### PROBLEM STATEMENT
From the line that holds "Output the text content of this document." to the last line of the data, copy everything exactly; leave out all the rest.

### ENTRIES SUPPLIED
-- Start --

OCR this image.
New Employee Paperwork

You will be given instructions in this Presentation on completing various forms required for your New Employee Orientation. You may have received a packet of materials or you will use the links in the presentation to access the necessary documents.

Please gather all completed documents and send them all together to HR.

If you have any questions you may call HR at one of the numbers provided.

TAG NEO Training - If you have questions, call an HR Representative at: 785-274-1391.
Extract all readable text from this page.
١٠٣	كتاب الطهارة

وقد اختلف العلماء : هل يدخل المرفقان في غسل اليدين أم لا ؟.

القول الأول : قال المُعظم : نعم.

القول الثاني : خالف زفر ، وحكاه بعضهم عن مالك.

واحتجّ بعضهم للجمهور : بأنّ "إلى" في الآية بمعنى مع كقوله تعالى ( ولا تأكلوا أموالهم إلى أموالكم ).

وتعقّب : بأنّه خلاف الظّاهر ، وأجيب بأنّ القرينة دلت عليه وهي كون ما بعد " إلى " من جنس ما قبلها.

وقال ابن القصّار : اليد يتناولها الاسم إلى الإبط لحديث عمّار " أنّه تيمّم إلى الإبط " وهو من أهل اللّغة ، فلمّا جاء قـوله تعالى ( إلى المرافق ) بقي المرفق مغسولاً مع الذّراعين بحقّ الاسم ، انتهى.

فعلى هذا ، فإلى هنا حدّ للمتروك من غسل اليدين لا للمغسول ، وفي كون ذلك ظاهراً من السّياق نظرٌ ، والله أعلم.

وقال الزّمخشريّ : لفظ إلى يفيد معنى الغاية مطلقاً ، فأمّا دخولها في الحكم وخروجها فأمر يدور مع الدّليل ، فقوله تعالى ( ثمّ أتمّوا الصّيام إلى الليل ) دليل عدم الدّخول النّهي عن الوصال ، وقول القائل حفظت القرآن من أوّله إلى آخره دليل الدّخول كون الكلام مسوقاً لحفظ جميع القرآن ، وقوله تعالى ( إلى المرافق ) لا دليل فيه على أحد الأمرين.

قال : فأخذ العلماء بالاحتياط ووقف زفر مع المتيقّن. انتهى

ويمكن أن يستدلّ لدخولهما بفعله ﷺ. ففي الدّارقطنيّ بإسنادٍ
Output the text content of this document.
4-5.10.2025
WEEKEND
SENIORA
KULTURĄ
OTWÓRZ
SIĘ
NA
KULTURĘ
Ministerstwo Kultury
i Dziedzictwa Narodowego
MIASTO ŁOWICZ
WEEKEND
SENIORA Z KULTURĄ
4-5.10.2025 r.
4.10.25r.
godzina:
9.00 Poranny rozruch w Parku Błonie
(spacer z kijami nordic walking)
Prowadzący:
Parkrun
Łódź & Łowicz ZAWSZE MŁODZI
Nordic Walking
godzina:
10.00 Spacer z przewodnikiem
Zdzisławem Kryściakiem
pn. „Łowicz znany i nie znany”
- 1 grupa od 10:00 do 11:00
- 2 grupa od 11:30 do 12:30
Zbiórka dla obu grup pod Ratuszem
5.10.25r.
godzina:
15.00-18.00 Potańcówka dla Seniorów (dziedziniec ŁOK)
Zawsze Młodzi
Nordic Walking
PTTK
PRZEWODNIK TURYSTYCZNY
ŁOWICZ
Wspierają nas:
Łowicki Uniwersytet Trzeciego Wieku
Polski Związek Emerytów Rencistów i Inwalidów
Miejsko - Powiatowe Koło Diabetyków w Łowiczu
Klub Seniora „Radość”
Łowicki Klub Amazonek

-- End --

### SOLVED EXERCISE
Output the text content of this document.
4-5.10.2025
WEEKEND
SENIORA
KULTURĄ
OTWÓRZ
SIĘ
NA
KULTURĘ
Ministerstwo Kultury
i Dziedzictwa Narodowego
MIASTO ŁOWICZ
WEEKEND
SENIORA Z KULTURĄ
4-5.10.2025 r.
4.10.25r.
godzina:
9.00 Poranny rozruch w Parku Błonie
(spacer z kijami nordic walking)
Prowadzący:
Parkrun
Łódź & Łowicz ZAWSZE MŁODZI
Nordic Walking
godzina:
10.00 Spacer z przewodnikiem
Zdzisławem Kryściakiem
pn. „Łowicz znany i nie znany”
- 1 grupa od 10:00 do 11:00
- 2 grupa od 11:30 do 12:30
Zbiórka dla obu grup pod Ratuszem
5.10.25r.
godzina:
15.00-18.00 Potańcówka dla Seniorów (dziedziniec ŁOK)
Zawsze Młodzi
Nordic Walking
PTTK
PRZEWODNIK TURYSTYCZNY
ŁOWICZ
Wspierają nas:
Łowicki Uniwersytet Trzeciego Wieku
Polski Związek Emerytów Rencistów i Inwalidów
Miejsko - Powiatowe Koło Diabetyków w Łowiczu
Klub Seniora „Radość”
Łowicki Klub Amazonek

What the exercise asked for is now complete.